• _TEXTE DE L'EXERCICE_
----
Marc-Yvan Coulombe / BabillArt Montréal
La jeunesse était bien présente sur scène et dans l’assistance, mercredi soir, à la Maison symphonique, pour un ambitieux concert. Ce programme qui est repris, ce soir, 16 avril, réunit la Symphonie no 8 de Beethoven et l’intense «Leningrad», considérée comme l’une des symphonies les plus marquantes de Chostakovitch. Cette œuvre monumentale est interprétée avec des étudiants en musique intégrés à l’OSM, dans le cadre d’un programme d’immersion orchestrale pour soutenir la relève musicale.
D’hier et d’aujourd’hui
Créée durant la Seconde guerre mondiale, plus précisément en 1942, la Symphonie no 7 de Chostakovitch prend une résonance troublante, en ces jours de conflits internationaux.
Entre autres, la marche du premier mouvement qui culmine en un crescendo à vous donner la chair de poule, apparaît comme un symbole terrifiant des dérives de la logique guerrière.
----
• _DONNÉES FOURNIES_
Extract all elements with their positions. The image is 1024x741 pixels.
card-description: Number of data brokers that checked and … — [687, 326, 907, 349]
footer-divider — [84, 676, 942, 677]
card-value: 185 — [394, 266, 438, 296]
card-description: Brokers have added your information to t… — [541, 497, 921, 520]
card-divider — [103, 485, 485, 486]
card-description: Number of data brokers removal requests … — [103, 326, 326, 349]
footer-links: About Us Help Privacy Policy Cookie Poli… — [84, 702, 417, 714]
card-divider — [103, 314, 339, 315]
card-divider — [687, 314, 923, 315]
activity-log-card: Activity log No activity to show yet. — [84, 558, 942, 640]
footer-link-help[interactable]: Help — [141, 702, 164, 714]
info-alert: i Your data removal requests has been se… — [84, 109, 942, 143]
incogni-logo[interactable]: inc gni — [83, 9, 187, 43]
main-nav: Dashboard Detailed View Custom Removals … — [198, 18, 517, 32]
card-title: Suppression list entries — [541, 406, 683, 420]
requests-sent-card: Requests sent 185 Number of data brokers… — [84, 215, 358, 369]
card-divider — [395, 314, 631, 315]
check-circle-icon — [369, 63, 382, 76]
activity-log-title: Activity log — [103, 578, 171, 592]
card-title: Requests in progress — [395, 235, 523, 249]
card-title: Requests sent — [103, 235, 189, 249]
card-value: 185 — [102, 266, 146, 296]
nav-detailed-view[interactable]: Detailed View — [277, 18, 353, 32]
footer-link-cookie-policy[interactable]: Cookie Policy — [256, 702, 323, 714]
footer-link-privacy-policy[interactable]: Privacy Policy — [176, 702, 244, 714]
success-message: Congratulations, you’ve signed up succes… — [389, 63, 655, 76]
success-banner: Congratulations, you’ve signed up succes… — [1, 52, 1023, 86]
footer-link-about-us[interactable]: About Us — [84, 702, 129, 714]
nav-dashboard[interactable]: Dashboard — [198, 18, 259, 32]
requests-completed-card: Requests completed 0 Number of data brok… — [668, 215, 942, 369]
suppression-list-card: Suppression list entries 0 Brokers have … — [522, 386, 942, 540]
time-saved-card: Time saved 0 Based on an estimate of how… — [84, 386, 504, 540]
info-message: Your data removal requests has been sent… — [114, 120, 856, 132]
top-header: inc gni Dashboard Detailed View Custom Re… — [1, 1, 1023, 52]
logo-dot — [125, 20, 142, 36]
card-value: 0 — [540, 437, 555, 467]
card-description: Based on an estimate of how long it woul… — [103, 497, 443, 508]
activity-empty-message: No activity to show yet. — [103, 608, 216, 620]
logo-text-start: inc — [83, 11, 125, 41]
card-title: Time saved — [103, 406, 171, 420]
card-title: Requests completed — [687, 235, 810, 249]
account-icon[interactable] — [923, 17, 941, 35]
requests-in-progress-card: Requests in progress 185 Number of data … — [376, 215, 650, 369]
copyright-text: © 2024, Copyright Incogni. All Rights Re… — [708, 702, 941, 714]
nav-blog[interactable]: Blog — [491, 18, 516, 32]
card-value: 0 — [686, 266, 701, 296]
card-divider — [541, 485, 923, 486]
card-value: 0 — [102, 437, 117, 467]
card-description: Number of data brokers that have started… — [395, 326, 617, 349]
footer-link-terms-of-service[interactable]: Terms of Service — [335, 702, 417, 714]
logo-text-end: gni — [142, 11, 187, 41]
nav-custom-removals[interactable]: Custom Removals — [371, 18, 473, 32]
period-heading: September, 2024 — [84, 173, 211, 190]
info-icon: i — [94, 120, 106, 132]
----
• _CONSIGNE A_
Présentez sous forme de liste le paragraphe de la critique du concert qui commence par « La jeunesse était bien présente », en conservant ses faits principaux.
• _CONSIGNE B_
Poursuivez la critique du concert à partir de sa dernière phrase.
Les items ne servent pas pour ce travail.

• _RÉPONSE A_
- Concert ambitieux mercredi soir à la Maison symphonique, avec une forte présence de jeunes sur scène et dans la salle.
- Programme repris ce soir, 16 avril.
- Au programme : la Symphonie no 8 de Beethoven et l'intense « Leningrad », l'une des symphonies les plus marquantes de Chostakovitch.
- Cette œuvre monumentale est jouée avec des étudiants en musique intégrés à l'OSM, dans le cadre d'un programme d'immersion orchestrale qui soutient la relève musicale.

• _RÉPONSE B_
Le compositeur russe voyait cette œuvre comme un acte de résistance: «Je dédie ma Septième Symphonie à notre combat contre le fascisme, à notre victoire inéluctable sur l’ennemi et à Leningrad, ma ville natale.» Rappelons que Leningrad est un des anciens noms de la ville de Saint-Pétersbourg, en Russie.
Malgré les tensions qu’elle exprime, cette partition comporte aussi des moments moins tourmentés, dont le deuxième mouvement que Chostakovitch qualifiait d’«intermezzo lyrique, assez doux». Le climat de guerre réapparaît progressivement dans l’Adagio, avant le dernier mouvement qui est à la fois triomphal et teinté d’accents funèbres.
Si exigeante soit-elle, cette symphonie de 70 minutes a été suivie avec grande attention par la foule observant la gestuelle de Rafael Payare, totalement investi dans ce voyage musical. De nombreux jeunes et même des enfants se sont laissés captiver par ce concert auquel participent 14 étudiants universitaires qui ont la chance de plonger au cœur de la réalité d’un orchestre professionnel, grâce à la mission éducative de l’OSM.

En début de soirée, l’Orchestre symphonique de Montréal a joué la huitième symphonie de Beethoven. Cette œuvre de moins d’une demi-heure plutôt légère et détendue s’avère une étincelante entrée en matière à ce généreux programme.
L’OSM partira deux fois en tournée en 2026
L’Orchestre symphonique de Montréal annonce qu’il partira en tournée sous la direction de Rafael Payare, en Europe, en août prochain, puis, en Californie, en octobre.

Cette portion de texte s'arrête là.